» EXERCISE INSTRUCTIONS: Pictures are not part of the copy; repeat everything else in the records exactly.
EXTRACTED INFORMATION start
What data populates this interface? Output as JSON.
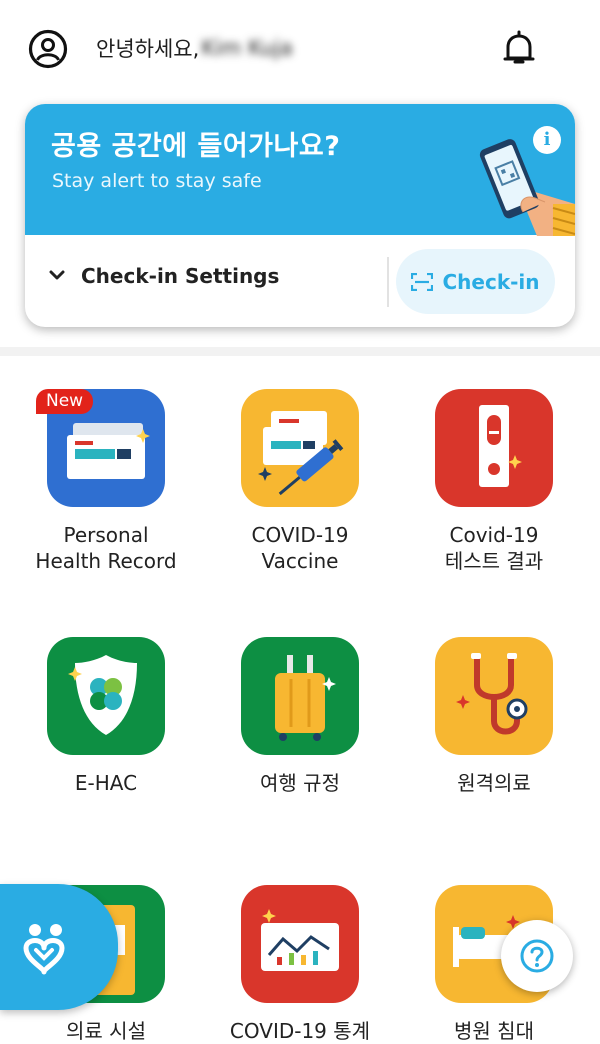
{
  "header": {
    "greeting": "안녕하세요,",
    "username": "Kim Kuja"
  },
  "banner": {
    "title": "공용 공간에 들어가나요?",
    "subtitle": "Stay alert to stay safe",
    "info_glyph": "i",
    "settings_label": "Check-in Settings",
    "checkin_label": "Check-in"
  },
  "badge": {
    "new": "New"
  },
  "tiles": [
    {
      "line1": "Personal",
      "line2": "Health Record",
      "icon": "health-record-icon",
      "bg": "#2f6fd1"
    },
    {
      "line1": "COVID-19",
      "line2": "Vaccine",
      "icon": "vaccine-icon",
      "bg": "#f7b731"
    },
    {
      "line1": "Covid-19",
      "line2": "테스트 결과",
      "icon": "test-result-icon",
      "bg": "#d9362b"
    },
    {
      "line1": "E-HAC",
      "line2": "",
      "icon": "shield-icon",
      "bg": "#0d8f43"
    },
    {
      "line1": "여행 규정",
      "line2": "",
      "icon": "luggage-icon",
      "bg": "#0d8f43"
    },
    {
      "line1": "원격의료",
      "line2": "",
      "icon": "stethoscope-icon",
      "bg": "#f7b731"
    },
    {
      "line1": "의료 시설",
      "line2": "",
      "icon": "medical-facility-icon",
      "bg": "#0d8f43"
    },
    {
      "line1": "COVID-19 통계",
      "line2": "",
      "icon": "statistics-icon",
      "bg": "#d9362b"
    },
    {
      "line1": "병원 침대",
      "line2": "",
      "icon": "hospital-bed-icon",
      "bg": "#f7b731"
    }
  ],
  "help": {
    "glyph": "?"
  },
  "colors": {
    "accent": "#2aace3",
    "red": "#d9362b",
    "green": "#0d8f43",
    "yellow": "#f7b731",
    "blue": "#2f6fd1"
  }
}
EXTRACTED INFORMATION end
» WORKED ANSWER:
What data populates this interface? Output as JSON.
{
  "header": {
    "greeting": "안녕하세요,",
    "username": "Kim Kuja"
  },
  "banner": {
    "title": "공용 공간에 들어가나요?",
    "subtitle": "Stay alert to stay safe",
    "info_glyph": "i",
    "settings_label": "Check-in Settings",
    "checkin_label": "Check-in"
  },
  "badge": {
    "new": "New"
  },
  "tiles": [
    {
      "line1": "Personal",
      "line2": "Health Record",
      "icon": "health-record-icon",
      "bg": "#2f6fd1"
    },
    {
      "line1": "COVID-19",
      "line2": "Vaccine",
      "icon": "vaccine-icon",
      "bg": "#f7b731"
    },
    {
      "line1": "Covid-19",
      "line2": "테스트 결과",
      "icon": "test-result-icon",
      "bg": "#d9362b"
    },
    {
      "line1": "E-HAC",
      "line2": "",
      "icon": "shield-icon",
      "bg": "#0d8f43"
    },
    {
      "line1": "여행 규정",
      "line2": "",
      "icon": "luggage-icon",
      "bg": "#0d8f43"
    },
    {
      "line1": "원격의료",
      "line2": "",
      "icon": "stethoscope-icon",
      "bg": "#f7b731"
    },
    {
      "line1": "의료 시설",
      "line2": "",
      "icon": "medical-facility-icon",
      "bg": "#0d8f43"
    },
    {
      "line1": "COVID-19 통계",
      "line2": "",
      "icon": "statistics-icon",
      "bg": "#d9362b"
    },
    {
      "line1": "병원 침대",
      "line2": "",
      "icon": "hospital-bed-icon",
      "bg": "#f7b731"
    }
  ],
  "help": {
    "glyph": "?"
  },
  "colors": {
    "accent": "#2aace3",
    "red": "#d9362b",
    "green": "#0d8f43",
    "yellow": "#f7b731",
    "blue": "#2f6fd1"
  }
}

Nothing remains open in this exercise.